- **Dataset excerpts**

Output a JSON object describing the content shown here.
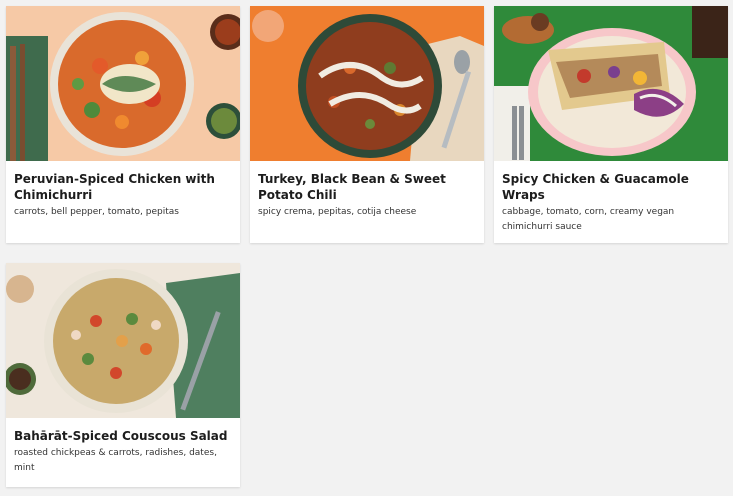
{
  "recipes": [
    {
      "title": "Peruvian-Spiced Chicken with Chimichurri",
      "description": "carrots, bell pepper, tomato, pepitas"
    },
    {
      "title": "Turkey, Black Bean & Sweet Potato Chili",
      "description": "spicy crema, pepitas, cotija cheese"
    },
    {
      "title": "Spicy Chicken & Guacamole Wraps",
      "description": "cabbage, tomato, corn, creamy vegan chimichurri sauce"
    },
    {
      "title": "Bahārāt-Spiced Couscous Salad",
      "description": "roasted chickpeas & carrots, radishes, dates, mint"
    }
  ],
  "colors": {
    "page_background": "#f2f2f2",
    "card_background": "#ffffff",
    "title_text": "#1d1d1d",
    "description_text": "#333333"
  }
}
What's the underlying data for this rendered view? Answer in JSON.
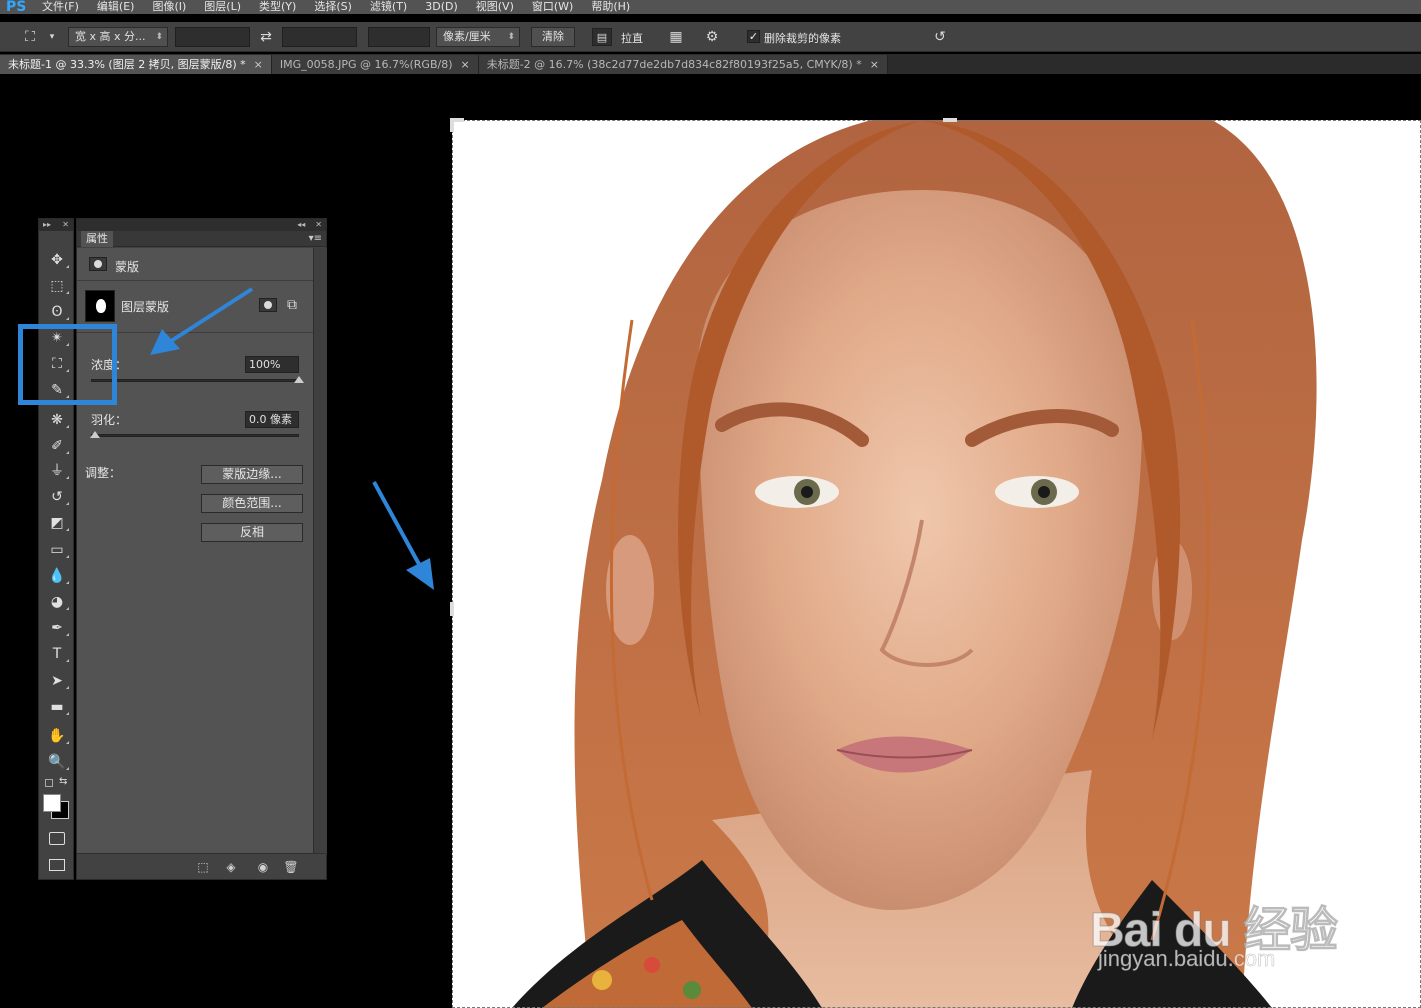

- **Short exercise**
Quote all the lines above exactly as given. Do not include the pictures.

- **Complete answer**
Output a JSON object describing the content shown here.
{
  "recipes": [
    {
      "title": "Peruvian-Spiced Chicken with Chimichurri",
      "description": "carrots, bell pepper, tomato, pepitas"
    },
    {
      "title": "Turkey, Black Bean & Sweet Potato Chili",
      "description": "spicy crema, pepitas, cotija cheese"
    },
    {
      "title": "Spicy Chicken & Guacamole Wraps",
      "description": "cabbage, tomato, corn, creamy vegan chimichurri sauce"
    },
    {
      "title": "Bahārāt-Spiced Couscous Salad",
      "description": "roasted chickpeas & carrots, radishes, dates, mint"
    }
  ],
  "colors": {
    "page_background": "#f2f2f2",
    "card_background": "#ffffff",
    "title_text": "#1d1d1d",
    "description_text": "#333333"
  }
}
What's the underlying data for this rendered view? Answer in JSON.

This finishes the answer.